**Short task:** Reproduce all the entries precisely.

[Excerpts from a figure dataset]
## begin
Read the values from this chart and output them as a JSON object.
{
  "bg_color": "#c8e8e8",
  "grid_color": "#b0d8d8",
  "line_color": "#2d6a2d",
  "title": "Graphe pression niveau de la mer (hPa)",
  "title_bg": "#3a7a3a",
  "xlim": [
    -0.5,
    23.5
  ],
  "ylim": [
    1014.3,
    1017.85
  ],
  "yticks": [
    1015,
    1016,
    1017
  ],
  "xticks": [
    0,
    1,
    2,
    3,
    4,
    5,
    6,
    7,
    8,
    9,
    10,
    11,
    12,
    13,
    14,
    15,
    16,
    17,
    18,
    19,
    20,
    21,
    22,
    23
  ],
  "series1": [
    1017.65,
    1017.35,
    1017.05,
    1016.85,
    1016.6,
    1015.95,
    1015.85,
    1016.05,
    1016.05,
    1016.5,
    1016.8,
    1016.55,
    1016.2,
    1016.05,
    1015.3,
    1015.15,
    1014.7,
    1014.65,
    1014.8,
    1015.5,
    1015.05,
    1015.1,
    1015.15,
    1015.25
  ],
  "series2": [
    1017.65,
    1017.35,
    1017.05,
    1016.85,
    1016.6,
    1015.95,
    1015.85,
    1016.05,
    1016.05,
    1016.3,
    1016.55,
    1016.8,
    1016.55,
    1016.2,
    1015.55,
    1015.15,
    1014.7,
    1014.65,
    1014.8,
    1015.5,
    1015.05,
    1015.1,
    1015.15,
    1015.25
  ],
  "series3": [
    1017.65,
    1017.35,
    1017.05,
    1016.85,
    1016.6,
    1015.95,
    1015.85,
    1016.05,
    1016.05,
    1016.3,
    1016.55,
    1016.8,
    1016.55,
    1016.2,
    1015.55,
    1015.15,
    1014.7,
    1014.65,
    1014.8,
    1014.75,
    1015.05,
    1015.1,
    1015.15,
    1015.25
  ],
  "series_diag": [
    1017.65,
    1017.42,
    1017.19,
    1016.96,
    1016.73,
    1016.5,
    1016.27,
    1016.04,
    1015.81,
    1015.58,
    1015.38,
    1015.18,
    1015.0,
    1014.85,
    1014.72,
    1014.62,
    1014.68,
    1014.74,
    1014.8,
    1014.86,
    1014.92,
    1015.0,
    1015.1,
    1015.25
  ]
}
## end
**Worked solution:**
Read the values from this chart and output them as a JSON object.
{
  "bg_color": "#c8e8e8",
  "grid_color": "#b0d8d8",
  "line_color": "#2d6a2d",
  "title": "Graphe pression niveau de la mer (hPa)",
  "title_bg": "#3a7a3a",
  "xlim": [
    -0.5,
    23.5
  ],
  "ylim": [
    1014.3,
    1017.85
  ],
  "yticks": [
    1015,
    1016,
    1017
  ],
  "xticks": [
    0,
    1,
    2,
    3,
    4,
    5,
    6,
    7,
    8,
    9,
    10,
    11,
    12,
    13,
    14,
    15,
    16,
    17,
    18,
    19,
    20,
    21,
    22,
    23
  ],
  "series1": [
    1017.65,
    1017.35,
    1017.05,
    1016.85,
    1016.6,
    1015.95,
    1015.85,
    1016.05,
    1016.05,
    1016.5,
    1016.8,
    1016.55,
    1016.2,
    1016.05,
    1015.3,
    1015.15,
    1014.7,
    1014.65,
    1014.8,
    1015.5,
    1015.05,
    1015.1,
    1015.15,
    1015.25
  ],
  "series2": [
    1017.65,
    1017.35,
    1017.05,
    1016.85,
    1016.6,
    1015.95,
    1015.85,
    1016.05,
    1016.05,
    1016.3,
    1016.55,
    1016.8,
    1016.55,
    1016.2,
    1015.55,
    1015.15,
    1014.7,
    1014.65,
    1014.8,
    1015.5,
    1015.05,
    1015.1,
    1015.15,
    1015.25
  ],
  "series3": [
    1017.65,
    1017.35,
    1017.05,
    1016.85,
    1016.6,
    1015.95,
    1015.85,
    1016.05,
    1016.05,
    1016.3,
    1016.55,
    1016.8,
    1016.55,
    1016.2,
    1015.55,
    1015.15,
    1014.7,
    1014.65,
    1014.8,
    1014.75,
    1015.05,
    1015.1,
    1015.15,
    1015.25
  ],
  "series_diag": [
    1017.65,
    1017.42,
    1017.19,
    1016.96,
    1016.73,
    1016.5,
    1016.27,
    1016.04,
    1015.81,
    1015.58,
    1015.38,
    1015.18,
    1015.0,
    1014.85,
    1014.72,
    1014.62,
    1014.68,
    1014.74,
    1014.8,
    1014.86,
    1014.92,
    1015.0,
    1015.1,
    1015.25
  ]
}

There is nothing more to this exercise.